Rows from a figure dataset
────────────────
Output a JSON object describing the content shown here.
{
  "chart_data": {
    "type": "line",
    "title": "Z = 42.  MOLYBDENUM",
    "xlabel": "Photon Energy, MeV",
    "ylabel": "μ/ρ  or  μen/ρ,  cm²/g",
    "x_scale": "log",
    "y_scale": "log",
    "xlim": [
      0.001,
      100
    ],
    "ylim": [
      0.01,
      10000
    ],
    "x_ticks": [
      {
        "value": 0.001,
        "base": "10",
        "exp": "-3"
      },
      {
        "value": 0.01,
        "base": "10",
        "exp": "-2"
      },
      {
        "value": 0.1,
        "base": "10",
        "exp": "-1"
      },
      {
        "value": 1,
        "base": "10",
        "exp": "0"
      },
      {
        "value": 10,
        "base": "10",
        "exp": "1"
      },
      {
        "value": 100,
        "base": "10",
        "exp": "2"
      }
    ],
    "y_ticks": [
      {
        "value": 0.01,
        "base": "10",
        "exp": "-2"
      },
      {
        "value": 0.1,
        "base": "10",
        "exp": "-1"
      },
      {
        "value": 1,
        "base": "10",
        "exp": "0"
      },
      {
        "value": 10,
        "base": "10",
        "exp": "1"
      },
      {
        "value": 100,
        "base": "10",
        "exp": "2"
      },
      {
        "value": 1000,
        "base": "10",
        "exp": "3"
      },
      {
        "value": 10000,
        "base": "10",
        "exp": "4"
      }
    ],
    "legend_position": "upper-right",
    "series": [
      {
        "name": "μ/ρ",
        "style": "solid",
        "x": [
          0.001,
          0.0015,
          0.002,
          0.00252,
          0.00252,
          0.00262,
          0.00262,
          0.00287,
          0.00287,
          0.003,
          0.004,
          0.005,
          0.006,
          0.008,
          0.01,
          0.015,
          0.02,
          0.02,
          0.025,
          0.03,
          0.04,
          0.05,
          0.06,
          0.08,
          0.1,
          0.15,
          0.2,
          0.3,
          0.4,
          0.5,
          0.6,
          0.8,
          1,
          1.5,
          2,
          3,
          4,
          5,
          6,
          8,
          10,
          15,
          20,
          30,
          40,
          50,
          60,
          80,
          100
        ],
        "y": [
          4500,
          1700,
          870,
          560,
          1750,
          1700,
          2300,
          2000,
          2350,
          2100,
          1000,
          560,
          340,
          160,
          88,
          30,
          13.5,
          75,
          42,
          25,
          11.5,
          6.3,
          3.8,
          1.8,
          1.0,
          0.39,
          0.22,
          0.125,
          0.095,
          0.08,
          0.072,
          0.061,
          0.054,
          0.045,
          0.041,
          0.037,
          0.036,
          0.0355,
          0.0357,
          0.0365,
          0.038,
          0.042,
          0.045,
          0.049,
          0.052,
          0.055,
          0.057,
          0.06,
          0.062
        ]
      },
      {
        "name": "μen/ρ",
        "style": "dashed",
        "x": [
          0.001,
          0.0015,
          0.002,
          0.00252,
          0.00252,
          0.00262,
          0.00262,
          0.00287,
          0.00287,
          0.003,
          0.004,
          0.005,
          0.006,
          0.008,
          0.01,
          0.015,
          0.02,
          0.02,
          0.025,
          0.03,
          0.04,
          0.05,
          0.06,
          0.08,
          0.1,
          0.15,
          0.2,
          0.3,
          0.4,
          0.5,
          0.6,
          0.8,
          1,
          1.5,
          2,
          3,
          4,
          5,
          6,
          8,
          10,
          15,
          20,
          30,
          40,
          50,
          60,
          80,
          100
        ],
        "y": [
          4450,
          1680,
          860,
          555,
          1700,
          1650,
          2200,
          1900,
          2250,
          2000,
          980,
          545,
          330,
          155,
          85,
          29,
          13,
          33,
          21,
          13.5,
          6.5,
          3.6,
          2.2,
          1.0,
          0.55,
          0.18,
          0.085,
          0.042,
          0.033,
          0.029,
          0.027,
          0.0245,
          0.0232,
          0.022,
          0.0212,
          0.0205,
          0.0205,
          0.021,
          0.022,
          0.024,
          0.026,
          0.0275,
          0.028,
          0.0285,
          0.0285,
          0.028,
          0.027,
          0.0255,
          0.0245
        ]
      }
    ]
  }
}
────────────────
▶ [Stated task]: Every record above should be copied exactly.

▶ [Response to this exercise]:
Output a JSON object describing the content shown here.
{
  "chart_data": {
    "type": "line",
    "title": "Z = 42.  MOLYBDENUM",
    "xlabel": "Photon Energy, MeV",
    "ylabel": "μ/ρ  or  μen/ρ,  cm²/g",
    "x_scale": "log",
    "y_scale": "log",
    "xlim": [
      0.001,
      100
    ],
    "ylim": [
      0.01,
      10000
    ],
    "x_ticks": [
      {
        "value": 0.001,
        "base": "10",
        "exp": "-3"
      },
      {
        "value": 0.01,
        "base": "10",
        "exp": "-2"
      },
      {
        "value": 0.1,
        "base": "10",
        "exp": "-1"
      },
      {
        "value": 1,
        "base": "10",
        "exp": "0"
      },
      {
        "value": 10,
        "base": "10",
        "exp": "1"
      },
      {
        "value": 100,
        "base": "10",
        "exp": "2"
      }
    ],
    "y_ticks": [
      {
        "value": 0.01,
        "base": "10",
        "exp": "-2"
      },
      {
        "value": 0.1,
        "base": "10",
        "exp": "-1"
      },
      {
        "value": 1,
        "base": "10",
        "exp": "0"
      },
      {
        "value": 10,
        "base": "10",
        "exp": "1"
      },
      {
        "value": 100,
        "base": "10",
        "exp": "2"
      },
      {
        "value": 1000,
        "base": "10",
        "exp": "3"
      },
      {
        "value": 10000,
        "base": "10",
        "exp": "4"
      }
    ],
    "legend_position": "upper-right",
    "series": [
      {
        "name": "μ/ρ",
        "style": "solid",
        "x": [
          0.001,
          0.0015,
          0.002,
          0.00252,
          0.00252,
          0.00262,
          0.00262,
          0.00287,
          0.00287,
          0.003,
          0.004,
          0.005,
          0.006,
          0.008,
          0.01,
          0.015,
          0.02,
          0.02,
          0.025,
          0.03,
          0.04,
          0.05,
          0.06,
          0.08,
          0.1,
          0.15,
          0.2,
          0.3,
          0.4,
          0.5,
          0.6,
          0.8,
          1,
          1.5,
          2,
          3,
          4,
          5,
          6,
          8,
          10,
          15,
          20,
          30,
          40,
          50,
          60,
          80,
          100
        ],
        "y": [
          4500,
          1700,
          870,
          560,
          1750,
          1700,
          2300,
          2000,
          2350,
          2100,
          1000,
          560,
          340,
          160,
          88,
          30,
          13.5,
          75,
          42,
          25,
          11.5,
          6.3,
          3.8,
          1.8,
          1.0,
          0.39,
          0.22,
          0.125,
          0.095,
          0.08,
          0.072,
          0.061,
          0.054,
          0.045,
          0.041,
          0.037,
          0.036,
          0.0355,
          0.0357,
          0.0365,
          0.038,
          0.042,
          0.045,
          0.049,
          0.052,
          0.055,
          0.057,
          0.06,
          0.062
        ]
      },
      {
        "name": "μen/ρ",
        "style": "dashed",
        "x": [
          0.001,
          0.0015,
          0.002,
          0.00252,
          0.00252,
          0.00262,
          0.00262,
          0.00287,
          0.00287,
          0.003,
          0.004,
          0.005,
          0.006,
          0.008,
          0.01,
          0.015,
          0.02,
          0.02,
          0.025,
          0.03,
          0.04,
          0.05,
          0.06,
          0.08,
          0.1,
          0.15,
          0.2,
          0.3,
          0.4,
          0.5,
          0.6,
          0.8,
          1,
          1.5,
          2,
          3,
          4,
          5,
          6,
          8,
          10,
          15,
          20,
          30,
          40,
          50,
          60,
          80,
          100
        ],
        "y": [
          4450,
          1680,
          860,
          555,
          1700,
          1650,
          2200,
          1900,
          2250,
          2000,
          980,
          545,
          330,
          155,
          85,
          29,
          13,
          33,
          21,
          13.5,
          6.5,
          3.6,
          2.2,
          1.0,
          0.55,
          0.18,
          0.085,
          0.042,
          0.033,
          0.029,
          0.027,
          0.0245,
          0.0232,
          0.022,
          0.0212,
          0.0205,
          0.0205,
          0.021,
          0.022,
          0.024,
          0.026,
          0.0275,
          0.028,
          0.0285,
          0.0285,
          0.028,
          0.027,
          0.0255,
          0.0245
        ]
      }
    ]
  }
}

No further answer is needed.